▽
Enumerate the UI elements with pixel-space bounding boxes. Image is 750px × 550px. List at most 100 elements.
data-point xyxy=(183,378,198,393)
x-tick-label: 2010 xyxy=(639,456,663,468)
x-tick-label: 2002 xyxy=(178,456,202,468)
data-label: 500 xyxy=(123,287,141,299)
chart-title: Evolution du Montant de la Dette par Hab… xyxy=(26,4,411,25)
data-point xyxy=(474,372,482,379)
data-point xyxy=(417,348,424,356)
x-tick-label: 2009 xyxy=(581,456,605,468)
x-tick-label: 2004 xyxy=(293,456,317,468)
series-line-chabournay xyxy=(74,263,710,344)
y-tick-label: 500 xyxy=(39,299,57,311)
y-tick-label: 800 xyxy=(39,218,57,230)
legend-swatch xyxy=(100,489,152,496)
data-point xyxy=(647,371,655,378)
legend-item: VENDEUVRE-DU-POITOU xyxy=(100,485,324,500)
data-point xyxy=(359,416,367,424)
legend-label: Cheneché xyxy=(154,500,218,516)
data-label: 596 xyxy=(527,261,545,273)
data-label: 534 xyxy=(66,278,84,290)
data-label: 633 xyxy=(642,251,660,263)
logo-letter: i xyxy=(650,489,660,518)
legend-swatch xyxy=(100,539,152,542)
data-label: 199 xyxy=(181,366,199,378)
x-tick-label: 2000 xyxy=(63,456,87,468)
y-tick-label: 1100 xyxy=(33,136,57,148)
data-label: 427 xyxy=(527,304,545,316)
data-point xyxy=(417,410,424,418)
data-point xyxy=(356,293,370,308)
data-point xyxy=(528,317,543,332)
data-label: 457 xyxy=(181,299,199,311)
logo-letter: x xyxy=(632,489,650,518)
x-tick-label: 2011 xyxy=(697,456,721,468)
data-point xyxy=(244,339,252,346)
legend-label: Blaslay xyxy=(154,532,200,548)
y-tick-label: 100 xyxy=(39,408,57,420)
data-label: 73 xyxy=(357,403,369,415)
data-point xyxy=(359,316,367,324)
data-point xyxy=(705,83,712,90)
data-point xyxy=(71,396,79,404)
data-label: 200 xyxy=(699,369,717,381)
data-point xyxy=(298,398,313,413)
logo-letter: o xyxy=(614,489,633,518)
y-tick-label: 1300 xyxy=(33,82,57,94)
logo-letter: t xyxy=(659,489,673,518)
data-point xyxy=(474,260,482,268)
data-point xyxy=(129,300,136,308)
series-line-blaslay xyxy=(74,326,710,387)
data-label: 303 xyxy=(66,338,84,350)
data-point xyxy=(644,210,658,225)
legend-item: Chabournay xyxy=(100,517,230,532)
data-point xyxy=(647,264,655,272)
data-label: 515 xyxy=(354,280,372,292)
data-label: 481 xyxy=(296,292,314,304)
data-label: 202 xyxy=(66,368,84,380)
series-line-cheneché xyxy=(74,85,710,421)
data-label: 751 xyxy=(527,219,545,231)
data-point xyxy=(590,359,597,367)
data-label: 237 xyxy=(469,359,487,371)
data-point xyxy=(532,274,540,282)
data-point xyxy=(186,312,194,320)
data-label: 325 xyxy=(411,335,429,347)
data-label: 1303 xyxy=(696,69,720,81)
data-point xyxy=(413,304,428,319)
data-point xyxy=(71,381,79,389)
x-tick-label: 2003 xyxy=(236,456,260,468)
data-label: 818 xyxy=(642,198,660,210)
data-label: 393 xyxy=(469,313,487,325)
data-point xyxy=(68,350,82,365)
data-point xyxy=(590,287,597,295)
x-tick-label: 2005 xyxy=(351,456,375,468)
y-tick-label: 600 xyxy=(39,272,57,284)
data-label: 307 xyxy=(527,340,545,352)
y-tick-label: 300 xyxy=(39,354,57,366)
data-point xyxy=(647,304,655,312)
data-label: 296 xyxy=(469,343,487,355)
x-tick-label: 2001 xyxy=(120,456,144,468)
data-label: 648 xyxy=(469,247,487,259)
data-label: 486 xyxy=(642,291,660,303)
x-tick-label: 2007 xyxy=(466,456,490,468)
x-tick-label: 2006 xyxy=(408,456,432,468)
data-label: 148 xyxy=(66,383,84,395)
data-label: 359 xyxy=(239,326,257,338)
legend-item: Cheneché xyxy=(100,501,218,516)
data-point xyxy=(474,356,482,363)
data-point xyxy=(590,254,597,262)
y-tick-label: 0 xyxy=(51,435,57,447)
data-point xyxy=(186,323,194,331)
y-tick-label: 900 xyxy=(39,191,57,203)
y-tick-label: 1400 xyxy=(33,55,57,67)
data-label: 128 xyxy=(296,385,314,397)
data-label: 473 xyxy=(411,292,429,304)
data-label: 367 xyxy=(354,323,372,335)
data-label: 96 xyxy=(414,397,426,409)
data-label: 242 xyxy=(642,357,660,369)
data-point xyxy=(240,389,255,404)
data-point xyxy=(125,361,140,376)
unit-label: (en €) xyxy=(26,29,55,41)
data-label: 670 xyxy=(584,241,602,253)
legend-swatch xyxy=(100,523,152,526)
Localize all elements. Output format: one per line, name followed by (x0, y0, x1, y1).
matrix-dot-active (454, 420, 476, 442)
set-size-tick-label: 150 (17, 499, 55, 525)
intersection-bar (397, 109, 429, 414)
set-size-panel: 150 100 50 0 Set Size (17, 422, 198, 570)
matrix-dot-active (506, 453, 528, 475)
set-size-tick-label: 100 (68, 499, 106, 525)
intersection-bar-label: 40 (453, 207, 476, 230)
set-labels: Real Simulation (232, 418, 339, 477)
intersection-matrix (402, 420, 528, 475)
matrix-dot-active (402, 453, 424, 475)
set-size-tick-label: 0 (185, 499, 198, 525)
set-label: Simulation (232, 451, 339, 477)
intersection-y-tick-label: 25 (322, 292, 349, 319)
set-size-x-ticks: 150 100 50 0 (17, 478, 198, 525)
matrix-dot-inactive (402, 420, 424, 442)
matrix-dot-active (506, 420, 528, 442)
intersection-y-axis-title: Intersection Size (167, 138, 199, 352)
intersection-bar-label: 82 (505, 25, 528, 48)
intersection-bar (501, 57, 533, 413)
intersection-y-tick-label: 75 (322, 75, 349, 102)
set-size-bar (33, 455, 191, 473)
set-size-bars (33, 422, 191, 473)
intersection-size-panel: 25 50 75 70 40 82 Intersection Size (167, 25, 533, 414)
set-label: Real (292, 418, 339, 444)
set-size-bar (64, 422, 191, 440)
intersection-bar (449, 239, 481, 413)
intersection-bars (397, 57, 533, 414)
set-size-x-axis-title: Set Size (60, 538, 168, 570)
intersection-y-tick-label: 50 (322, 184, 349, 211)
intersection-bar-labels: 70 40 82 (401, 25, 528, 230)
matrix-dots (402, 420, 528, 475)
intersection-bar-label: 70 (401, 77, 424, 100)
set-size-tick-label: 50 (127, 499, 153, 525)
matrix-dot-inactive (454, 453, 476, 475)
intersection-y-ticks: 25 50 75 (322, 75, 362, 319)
△
* [Brief]
Reproduce the data verbatim, starting at its first line and ending at the line that contains "legend-swatch xyxy=(100,489,152,496)", with both of those lines included.

* [Written reply]
Enumerate the UI elements with pixel-space bounding boxes. Image is 750px × 550px. List at most 100 elements.
data-point xyxy=(183,378,198,393)
x-tick-label: 2010 xyxy=(639,456,663,468)
x-tick-label: 2002 xyxy=(178,456,202,468)
data-label: 500 xyxy=(123,287,141,299)
chart-title: Evolution du Montant de la Dette par Hab… xyxy=(26,4,411,25)
data-point xyxy=(474,372,482,379)
data-point xyxy=(417,348,424,356)
x-tick-label: 2009 xyxy=(581,456,605,468)
x-tick-label: 2004 xyxy=(293,456,317,468)
series-line-chabournay xyxy=(74,263,710,344)
y-tick-label: 500 xyxy=(39,299,57,311)
y-tick-label: 800 xyxy=(39,218,57,230)
legend-swatch xyxy=(100,489,152,496)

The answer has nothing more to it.